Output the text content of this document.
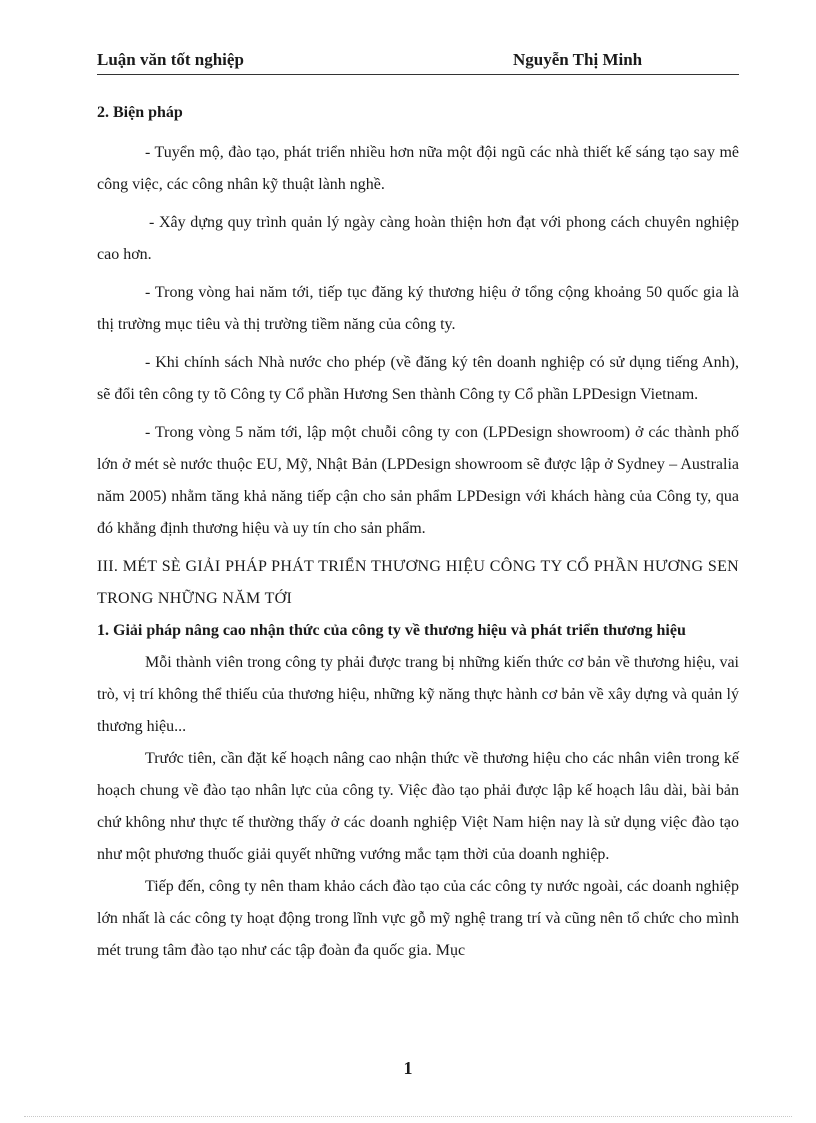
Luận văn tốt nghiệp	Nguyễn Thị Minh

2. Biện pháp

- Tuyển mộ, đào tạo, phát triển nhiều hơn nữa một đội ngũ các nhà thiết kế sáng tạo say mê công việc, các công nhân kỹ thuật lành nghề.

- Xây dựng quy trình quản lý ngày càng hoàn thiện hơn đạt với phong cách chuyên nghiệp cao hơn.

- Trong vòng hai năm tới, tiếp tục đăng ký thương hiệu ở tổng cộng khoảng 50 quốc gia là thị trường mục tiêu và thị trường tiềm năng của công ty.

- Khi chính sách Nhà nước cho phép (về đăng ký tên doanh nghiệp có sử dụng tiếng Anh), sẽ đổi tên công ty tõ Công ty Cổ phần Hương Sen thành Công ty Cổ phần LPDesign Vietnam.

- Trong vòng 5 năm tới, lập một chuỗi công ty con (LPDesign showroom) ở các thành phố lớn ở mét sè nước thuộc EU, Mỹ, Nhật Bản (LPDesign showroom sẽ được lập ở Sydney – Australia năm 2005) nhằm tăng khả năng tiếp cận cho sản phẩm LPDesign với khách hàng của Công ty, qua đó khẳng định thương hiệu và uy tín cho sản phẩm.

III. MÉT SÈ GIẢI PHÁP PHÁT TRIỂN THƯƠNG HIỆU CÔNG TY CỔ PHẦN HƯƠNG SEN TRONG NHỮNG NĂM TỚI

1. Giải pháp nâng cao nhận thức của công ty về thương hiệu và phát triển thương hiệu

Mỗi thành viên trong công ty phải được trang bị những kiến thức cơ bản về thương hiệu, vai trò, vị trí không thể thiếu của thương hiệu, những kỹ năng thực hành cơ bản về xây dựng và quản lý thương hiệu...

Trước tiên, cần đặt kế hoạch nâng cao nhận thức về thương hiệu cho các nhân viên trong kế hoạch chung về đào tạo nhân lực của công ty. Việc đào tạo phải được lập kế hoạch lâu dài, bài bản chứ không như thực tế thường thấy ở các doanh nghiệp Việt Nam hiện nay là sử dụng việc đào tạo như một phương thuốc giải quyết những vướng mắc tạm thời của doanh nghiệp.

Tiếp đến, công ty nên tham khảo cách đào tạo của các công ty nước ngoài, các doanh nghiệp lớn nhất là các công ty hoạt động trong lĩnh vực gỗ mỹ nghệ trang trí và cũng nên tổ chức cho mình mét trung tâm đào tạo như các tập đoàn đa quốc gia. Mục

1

********

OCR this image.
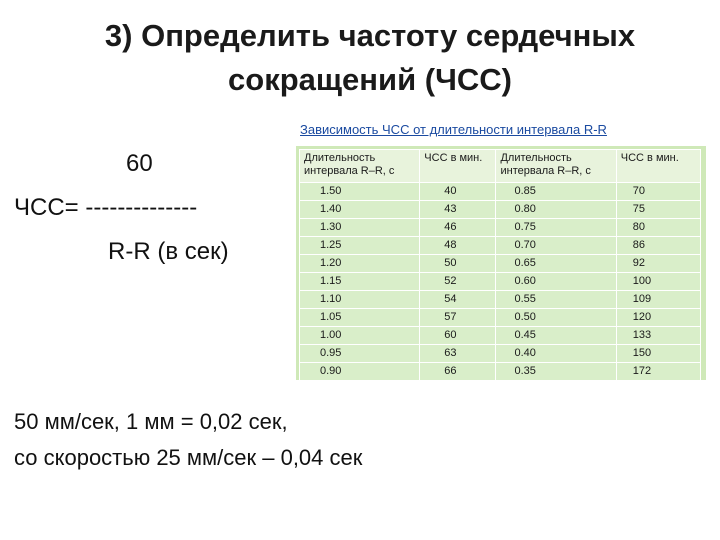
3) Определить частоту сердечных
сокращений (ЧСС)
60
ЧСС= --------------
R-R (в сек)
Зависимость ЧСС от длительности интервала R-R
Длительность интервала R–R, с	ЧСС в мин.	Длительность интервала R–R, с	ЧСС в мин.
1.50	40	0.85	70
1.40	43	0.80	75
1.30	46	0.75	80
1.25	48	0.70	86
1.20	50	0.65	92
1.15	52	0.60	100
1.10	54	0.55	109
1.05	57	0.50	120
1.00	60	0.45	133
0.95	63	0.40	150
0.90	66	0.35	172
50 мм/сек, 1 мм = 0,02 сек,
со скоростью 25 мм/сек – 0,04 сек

********

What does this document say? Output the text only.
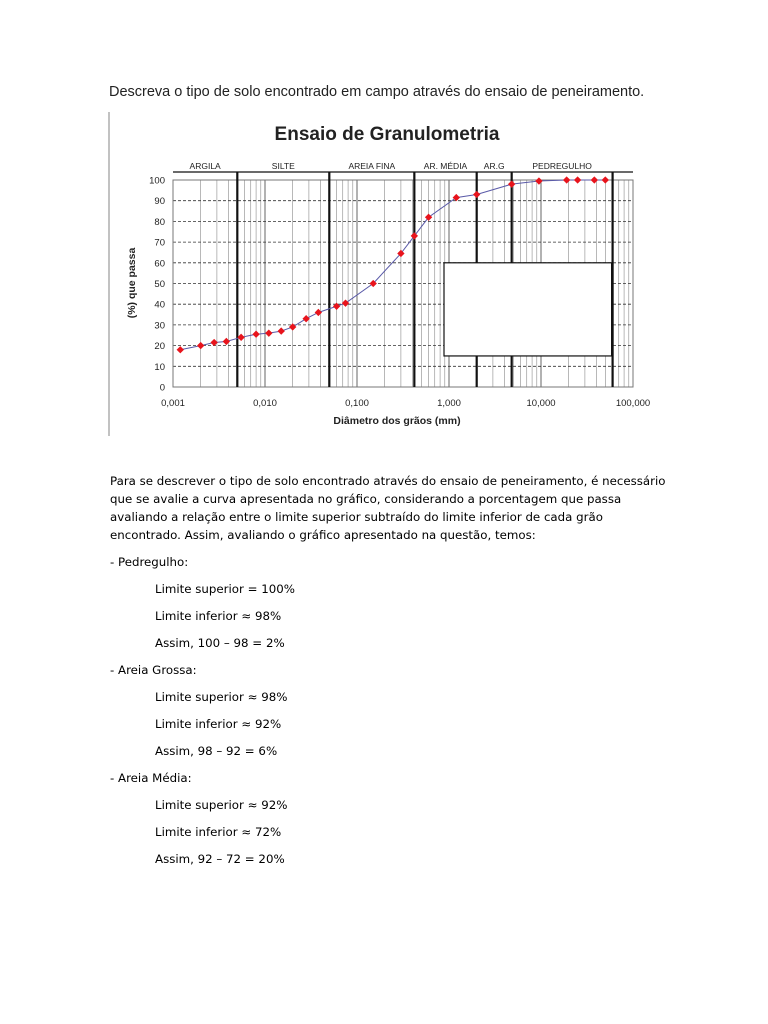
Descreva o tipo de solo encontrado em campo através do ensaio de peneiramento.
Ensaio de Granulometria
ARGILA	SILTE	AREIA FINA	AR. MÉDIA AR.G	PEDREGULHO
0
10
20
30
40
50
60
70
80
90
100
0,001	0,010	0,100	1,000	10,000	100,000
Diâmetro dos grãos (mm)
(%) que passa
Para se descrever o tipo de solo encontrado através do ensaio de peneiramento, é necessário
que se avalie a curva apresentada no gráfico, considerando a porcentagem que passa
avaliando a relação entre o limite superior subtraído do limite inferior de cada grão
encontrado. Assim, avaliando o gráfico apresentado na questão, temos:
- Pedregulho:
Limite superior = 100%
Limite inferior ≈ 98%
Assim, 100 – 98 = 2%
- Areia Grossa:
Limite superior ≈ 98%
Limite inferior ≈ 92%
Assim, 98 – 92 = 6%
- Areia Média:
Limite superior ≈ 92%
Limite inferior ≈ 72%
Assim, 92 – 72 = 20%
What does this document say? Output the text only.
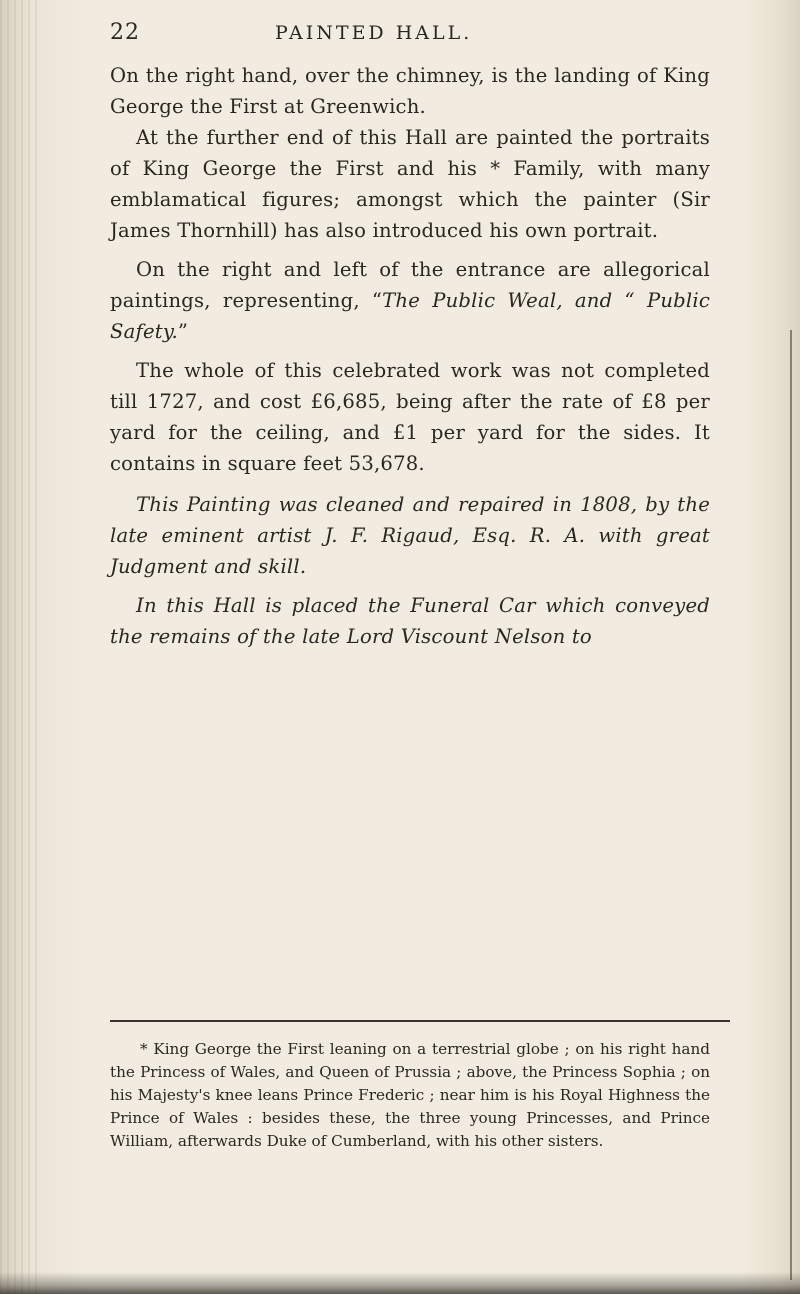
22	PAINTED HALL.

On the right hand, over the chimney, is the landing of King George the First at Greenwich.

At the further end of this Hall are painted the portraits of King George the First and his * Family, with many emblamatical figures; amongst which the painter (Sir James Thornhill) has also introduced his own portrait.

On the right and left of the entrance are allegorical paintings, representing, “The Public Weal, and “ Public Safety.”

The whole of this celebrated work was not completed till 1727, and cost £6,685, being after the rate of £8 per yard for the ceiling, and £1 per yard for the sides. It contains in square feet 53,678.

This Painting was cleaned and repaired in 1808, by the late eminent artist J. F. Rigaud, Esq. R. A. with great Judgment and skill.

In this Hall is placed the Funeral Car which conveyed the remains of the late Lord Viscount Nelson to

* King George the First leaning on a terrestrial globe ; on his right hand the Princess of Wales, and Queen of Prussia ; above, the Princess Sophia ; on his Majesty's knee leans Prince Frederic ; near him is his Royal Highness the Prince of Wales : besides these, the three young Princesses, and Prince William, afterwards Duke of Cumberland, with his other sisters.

********

◆ **Exercise instructions**: Look through the material above. Copy each line where the word "passa" appears.

◆ **Written solution**:
(%) que passa
que se avalie a curva apresentada no gráfico, considerando a porcentagem que passa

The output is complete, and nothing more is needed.